WHAT YOU ARE ASKED TO DO: Reproduce the lines below from the one that contains "Output the text content of this document." through the end, inclusive, and add nothing.

GIVEN ENTRIES:
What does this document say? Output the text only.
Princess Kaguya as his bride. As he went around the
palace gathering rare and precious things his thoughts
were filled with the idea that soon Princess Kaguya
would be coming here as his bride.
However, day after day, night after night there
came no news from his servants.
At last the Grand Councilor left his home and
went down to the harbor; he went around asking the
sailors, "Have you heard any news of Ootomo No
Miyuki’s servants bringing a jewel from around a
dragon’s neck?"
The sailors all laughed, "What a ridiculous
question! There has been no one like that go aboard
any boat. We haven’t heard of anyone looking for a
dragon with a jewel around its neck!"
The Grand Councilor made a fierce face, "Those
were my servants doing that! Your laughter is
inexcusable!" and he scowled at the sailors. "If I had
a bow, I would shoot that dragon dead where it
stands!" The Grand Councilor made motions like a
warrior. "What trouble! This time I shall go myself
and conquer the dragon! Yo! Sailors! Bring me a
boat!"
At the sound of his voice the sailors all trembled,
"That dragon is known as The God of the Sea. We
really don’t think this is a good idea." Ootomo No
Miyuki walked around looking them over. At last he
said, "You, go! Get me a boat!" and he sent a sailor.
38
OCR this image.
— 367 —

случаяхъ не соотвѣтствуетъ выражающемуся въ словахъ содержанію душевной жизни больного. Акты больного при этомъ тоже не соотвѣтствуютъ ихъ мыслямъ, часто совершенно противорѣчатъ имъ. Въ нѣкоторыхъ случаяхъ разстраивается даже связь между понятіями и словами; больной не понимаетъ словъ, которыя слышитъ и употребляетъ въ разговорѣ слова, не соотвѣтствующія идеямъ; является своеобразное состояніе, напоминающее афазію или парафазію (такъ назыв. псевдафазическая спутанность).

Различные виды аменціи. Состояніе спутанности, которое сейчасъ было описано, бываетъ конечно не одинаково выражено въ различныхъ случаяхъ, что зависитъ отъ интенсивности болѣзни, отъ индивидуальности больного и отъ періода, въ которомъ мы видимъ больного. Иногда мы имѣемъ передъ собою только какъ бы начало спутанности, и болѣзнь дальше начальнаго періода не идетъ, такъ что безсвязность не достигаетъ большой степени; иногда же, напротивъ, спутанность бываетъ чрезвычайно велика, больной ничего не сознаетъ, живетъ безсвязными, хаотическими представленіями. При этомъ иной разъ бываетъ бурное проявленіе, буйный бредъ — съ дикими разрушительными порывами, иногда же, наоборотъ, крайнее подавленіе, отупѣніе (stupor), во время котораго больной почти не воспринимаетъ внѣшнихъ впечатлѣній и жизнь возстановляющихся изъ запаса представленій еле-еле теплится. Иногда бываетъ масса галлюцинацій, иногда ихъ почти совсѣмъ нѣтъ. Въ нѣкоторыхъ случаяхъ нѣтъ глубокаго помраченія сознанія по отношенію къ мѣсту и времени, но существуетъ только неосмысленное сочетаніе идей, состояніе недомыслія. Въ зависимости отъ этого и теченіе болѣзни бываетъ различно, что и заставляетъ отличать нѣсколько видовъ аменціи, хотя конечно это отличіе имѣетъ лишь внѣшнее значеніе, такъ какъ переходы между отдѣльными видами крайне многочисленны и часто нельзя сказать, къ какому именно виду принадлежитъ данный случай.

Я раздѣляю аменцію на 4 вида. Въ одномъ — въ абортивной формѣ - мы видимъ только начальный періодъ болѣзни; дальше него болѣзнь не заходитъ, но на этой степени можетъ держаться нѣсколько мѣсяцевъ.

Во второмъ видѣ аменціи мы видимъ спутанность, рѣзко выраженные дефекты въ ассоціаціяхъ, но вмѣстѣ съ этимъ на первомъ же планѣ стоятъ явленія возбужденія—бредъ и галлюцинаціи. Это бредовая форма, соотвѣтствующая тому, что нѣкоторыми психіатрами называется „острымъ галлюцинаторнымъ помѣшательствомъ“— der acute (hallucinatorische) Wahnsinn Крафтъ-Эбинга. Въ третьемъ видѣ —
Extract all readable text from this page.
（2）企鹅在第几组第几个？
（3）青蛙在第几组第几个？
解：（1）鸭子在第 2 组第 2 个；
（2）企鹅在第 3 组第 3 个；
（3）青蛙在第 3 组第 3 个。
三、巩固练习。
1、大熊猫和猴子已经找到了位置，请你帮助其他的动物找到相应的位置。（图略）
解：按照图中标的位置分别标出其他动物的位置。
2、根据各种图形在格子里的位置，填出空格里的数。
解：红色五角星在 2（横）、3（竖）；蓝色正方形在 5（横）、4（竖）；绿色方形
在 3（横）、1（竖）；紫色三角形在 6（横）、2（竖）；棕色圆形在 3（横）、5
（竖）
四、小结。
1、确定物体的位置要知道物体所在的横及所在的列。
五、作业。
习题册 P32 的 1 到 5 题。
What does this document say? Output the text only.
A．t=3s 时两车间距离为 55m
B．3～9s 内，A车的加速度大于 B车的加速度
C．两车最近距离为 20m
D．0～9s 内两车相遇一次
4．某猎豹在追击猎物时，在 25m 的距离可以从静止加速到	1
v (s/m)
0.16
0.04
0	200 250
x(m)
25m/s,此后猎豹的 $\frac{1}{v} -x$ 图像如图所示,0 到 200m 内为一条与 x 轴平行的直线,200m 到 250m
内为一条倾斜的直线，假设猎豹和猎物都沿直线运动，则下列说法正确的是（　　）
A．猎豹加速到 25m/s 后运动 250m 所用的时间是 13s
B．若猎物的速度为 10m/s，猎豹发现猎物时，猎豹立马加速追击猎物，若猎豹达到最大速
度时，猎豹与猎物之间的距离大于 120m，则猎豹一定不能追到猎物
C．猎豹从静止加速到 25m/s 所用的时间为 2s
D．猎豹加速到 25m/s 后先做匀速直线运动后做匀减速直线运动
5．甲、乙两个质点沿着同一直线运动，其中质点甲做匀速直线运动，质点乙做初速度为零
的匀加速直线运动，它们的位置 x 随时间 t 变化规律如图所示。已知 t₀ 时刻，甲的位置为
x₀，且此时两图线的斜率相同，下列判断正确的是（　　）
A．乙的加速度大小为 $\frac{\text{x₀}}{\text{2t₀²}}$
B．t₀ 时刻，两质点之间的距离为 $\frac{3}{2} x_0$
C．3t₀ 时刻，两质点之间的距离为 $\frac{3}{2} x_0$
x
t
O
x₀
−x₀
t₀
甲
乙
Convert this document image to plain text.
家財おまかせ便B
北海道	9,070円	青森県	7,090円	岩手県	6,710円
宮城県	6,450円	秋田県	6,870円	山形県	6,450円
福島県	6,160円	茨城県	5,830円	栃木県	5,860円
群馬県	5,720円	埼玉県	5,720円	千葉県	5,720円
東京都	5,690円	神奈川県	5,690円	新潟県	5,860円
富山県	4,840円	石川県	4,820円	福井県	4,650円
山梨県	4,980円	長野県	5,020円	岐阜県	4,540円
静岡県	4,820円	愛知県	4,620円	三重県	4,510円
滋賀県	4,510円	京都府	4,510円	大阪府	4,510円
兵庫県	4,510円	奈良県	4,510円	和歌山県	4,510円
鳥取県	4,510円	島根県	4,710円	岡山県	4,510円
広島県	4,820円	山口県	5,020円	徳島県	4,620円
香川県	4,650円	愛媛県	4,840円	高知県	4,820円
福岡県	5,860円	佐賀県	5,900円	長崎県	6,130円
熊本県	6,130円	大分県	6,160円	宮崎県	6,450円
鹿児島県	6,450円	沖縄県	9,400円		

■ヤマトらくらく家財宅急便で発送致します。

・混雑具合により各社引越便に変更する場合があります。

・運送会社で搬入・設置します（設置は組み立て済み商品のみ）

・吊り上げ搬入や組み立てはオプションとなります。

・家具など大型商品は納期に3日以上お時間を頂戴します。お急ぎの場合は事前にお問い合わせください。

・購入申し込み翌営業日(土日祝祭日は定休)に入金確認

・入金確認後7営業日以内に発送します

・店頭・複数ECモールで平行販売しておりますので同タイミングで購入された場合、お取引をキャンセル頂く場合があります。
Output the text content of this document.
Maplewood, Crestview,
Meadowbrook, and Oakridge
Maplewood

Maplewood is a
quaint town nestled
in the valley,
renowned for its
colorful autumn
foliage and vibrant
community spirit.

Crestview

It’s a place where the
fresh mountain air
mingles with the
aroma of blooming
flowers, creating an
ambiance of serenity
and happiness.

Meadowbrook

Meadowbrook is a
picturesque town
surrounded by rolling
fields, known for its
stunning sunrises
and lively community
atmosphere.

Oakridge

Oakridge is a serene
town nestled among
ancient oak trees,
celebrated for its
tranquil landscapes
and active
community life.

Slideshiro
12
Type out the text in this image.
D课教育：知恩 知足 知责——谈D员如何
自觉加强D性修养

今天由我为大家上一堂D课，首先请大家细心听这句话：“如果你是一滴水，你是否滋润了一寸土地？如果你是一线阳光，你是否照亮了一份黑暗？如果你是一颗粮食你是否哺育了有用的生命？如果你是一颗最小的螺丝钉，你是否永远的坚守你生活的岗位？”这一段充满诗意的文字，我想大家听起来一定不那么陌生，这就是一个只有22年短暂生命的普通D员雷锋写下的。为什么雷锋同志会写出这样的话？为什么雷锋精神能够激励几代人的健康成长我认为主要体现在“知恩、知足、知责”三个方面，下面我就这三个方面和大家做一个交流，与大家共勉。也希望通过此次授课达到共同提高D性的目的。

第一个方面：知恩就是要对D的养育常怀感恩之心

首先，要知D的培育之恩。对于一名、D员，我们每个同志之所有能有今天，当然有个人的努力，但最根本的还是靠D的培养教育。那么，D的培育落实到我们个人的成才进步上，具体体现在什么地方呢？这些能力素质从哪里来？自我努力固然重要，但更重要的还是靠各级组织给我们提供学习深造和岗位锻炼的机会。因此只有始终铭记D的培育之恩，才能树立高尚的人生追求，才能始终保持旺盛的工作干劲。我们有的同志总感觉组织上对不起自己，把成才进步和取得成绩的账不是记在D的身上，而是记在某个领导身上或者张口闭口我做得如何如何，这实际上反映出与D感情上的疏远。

RESPONSE:
Output the text content of this document.
Maplewood, Crestview,
Meadowbrook, and Oakridge
Maplewood

Maplewood is a
quaint town nestled
in the valley,
renowned for its
colorful autumn
foliage and vibrant
community spirit.

Crestview

It’s a place where the
fresh mountain air
mingles with the
aroma of blooming
flowers, creating an
ambiance of serenity
and happiness.

Meadowbrook

Meadowbrook is a
picturesque town
surrounded by rolling
fields, known for its
stunning sunrises
and lively community
atmosphere.

Oakridge

Oakridge is a serene
town nestled among
ancient oak trees,
celebrated for its
tranquil landscapes
and active
community life.

Slideshiro
12
Type out the text in this image.
D课教育：知恩 知足 知责——谈D员如何
自觉加强D性修养

今天由我为大家上一堂D课，首先请大家细心听这句话：“如果你是一滴水，你是否滋润了一寸土地？如果你是一线阳光，你是否照亮了一份黑暗？如果你是一颗粮食你是否哺育了有用的生命？如果你是一颗最小的螺丝钉，你是否永远的坚守你生活的岗位？”这一段充满诗意的文字，我想大家听起来一定不那么陌生，这就是一个只有22年短暂生命的普通D员雷锋写下的。为什么雷锋同志会写出这样的话？为什么雷锋精神能够激励几代人的健康成长我认为主要体现在“知恩、知足、知责”三个方面，下面我就这三个方面和大家做一个交流，与大家共勉。也希望通过此次授课达到共同提高D性的目的。

第一个方面：知恩就是要对D的养育常怀感恩之心

首先，要知D的培育之恩。对于一名、D员，我们每个同志之所有能有今天，当然有个人的努力，但最根本的还是靠D的培养教育。那么，D的培育落实到我们个人的成才进步上，具体体现在什么地方呢？这些能力素质从哪里来？自我努力固然重要，但更重要的还是靠各级组织给我们提供学习深造和岗位锻炼的机会。因此只有始终铭记D的培育之恩，才能树立高尚的人生追求，才能始终保持旺盛的工作干劲。我们有的同志总感觉组织上对不起自己，把成才进步和取得成绩的账不是记在D的身上，而是记在某个领导身上或者张口闭口我做得如何如何，这实际上反映出与D感情上的疏远。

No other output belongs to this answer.